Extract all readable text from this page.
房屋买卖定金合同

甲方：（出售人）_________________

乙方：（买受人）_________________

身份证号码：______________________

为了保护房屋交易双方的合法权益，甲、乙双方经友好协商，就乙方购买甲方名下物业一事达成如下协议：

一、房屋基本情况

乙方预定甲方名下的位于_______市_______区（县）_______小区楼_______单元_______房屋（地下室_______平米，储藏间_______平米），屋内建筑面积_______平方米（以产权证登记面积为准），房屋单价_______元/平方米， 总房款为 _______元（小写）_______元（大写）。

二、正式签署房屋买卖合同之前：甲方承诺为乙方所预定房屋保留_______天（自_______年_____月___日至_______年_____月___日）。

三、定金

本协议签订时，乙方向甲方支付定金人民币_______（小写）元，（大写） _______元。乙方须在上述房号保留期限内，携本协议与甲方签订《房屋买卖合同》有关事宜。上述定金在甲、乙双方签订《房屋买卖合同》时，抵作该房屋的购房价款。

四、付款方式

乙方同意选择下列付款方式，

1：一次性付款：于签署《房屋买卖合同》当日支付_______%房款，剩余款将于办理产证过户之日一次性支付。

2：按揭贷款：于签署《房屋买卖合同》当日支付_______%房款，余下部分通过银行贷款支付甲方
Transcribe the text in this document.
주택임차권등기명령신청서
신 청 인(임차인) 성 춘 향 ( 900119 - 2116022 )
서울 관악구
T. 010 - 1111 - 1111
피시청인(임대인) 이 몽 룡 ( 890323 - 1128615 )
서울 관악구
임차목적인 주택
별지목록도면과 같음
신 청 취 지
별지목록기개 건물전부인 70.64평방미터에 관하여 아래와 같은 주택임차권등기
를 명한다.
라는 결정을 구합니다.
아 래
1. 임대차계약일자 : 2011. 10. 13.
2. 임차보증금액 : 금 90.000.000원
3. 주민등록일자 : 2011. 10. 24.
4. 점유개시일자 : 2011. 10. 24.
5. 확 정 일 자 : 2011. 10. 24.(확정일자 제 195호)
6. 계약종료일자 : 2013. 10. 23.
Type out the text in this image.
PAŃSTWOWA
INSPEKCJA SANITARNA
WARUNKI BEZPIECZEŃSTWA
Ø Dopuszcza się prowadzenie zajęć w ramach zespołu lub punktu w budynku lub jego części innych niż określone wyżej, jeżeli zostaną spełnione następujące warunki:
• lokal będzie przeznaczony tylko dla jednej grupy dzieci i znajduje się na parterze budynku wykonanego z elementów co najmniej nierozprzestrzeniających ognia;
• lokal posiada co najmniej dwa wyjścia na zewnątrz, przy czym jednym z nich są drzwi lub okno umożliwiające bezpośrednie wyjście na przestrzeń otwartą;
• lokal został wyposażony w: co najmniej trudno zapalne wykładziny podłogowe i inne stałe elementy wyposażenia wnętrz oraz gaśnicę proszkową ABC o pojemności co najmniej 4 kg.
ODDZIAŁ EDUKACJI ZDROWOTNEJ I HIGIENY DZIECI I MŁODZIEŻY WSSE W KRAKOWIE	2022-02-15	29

──────────

• _Stated problem_
Repeat each record exactly, leaving nothing out.

• _Correct response_
Extract all readable text from this page.
房屋买卖定金合同

甲方：（出售人）_________________

乙方：（买受人）_________________

身份证号码：______________________

为了保护房屋交易双方的合法权益，甲、乙双方经友好协商，就乙方购买甲方名下物业一事达成如下协议：

一、房屋基本情况

乙方预定甲方名下的位于_______市_______区（县）_______小区楼_______单元_______房屋（地下室_______平米，储藏间_______平米），屋内建筑面积_______平方米（以产权证登记面积为准），房屋单价_______元/平方米， 总房款为 _______元（小写）_______元（大写）。

二、正式签署房屋买卖合同之前：甲方承诺为乙方所预定房屋保留_______天（自_______年_____月___日至_______年_____月___日）。

三、定金

本协议签订时，乙方向甲方支付定金人民币_______（小写）元，（大写） _______元。乙方须在上述房号保留期限内，携本协议与甲方签订《房屋买卖合同》有关事宜。上述定金在甲、乙双方签订《房屋买卖合同》时，抵作该房屋的购房价款。

四、付款方式

乙方同意选择下列付款方式，

1：一次性付款：于签署《房屋买卖合同》当日支付_______%房款，剩余款将于办理产证过户之日一次性支付。

2：按揭贷款：于签署《房屋买卖合同》当日支付_______%房款，余下部分通过银行贷款支付甲方
Transcribe the text in this document.
주택임차권등기명령신청서
신 청 인(임차인) 성 춘 향 ( 900119 - 2116022 )
서울 관악구
T. 010 - 1111 - 1111
피시청인(임대인) 이 몽 룡 ( 890323 - 1128615 )
서울 관악구
임차목적인 주택
별지목록도면과 같음
신 청 취 지
별지목록기개 건물전부인 70.64평방미터에 관하여 아래와 같은 주택임차권등기
를 명한다.
라는 결정을 구합니다.
아 래
1. 임대차계약일자 : 2011. 10. 13.
2. 임차보증금액 : 금 90.000.000원
3. 주민등록일자 : 2011. 10. 24.
4. 점유개시일자 : 2011. 10. 24.
5. 확 정 일 자 : 2011. 10. 24.(확정일자 제 195호)
6. 계약종료일자 : 2013. 10. 23.
Type out the text in this image.
PAŃSTWOWA
INSPEKCJA SANITARNA
WARUNKI BEZPIECZEŃSTWA
Ø Dopuszcza się prowadzenie zajęć w ramach zespołu lub punktu w budynku lub jego części innych niż określone wyżej, jeżeli zostaną spełnione następujące warunki:
• lokal będzie przeznaczony tylko dla jednej grupy dzieci i znajduje się na parterze budynku wykonanego z elementów co najmniej nierozprzestrzeniających ognia;
• lokal posiada co najmniej dwa wyjścia na zewnątrz, przy czym jednym z nich są drzwi lub okno umożliwiające bezpośrednie wyjście na przestrzeń otwartą;
• lokal został wyposażony w: co najmniej trudno zapalne wykładziny podłogowe i inne stałe elementy wyposażenia wnętrz oraz gaśnicę proszkową ABC o pojemności co najmniej 4 kg.
ODDZIAŁ EDUKACJI ZDROWOTNEJ I HIGIENY DZIECI I MŁODZIEŻY WSSE W KRAKOWIE	2022-02-15	29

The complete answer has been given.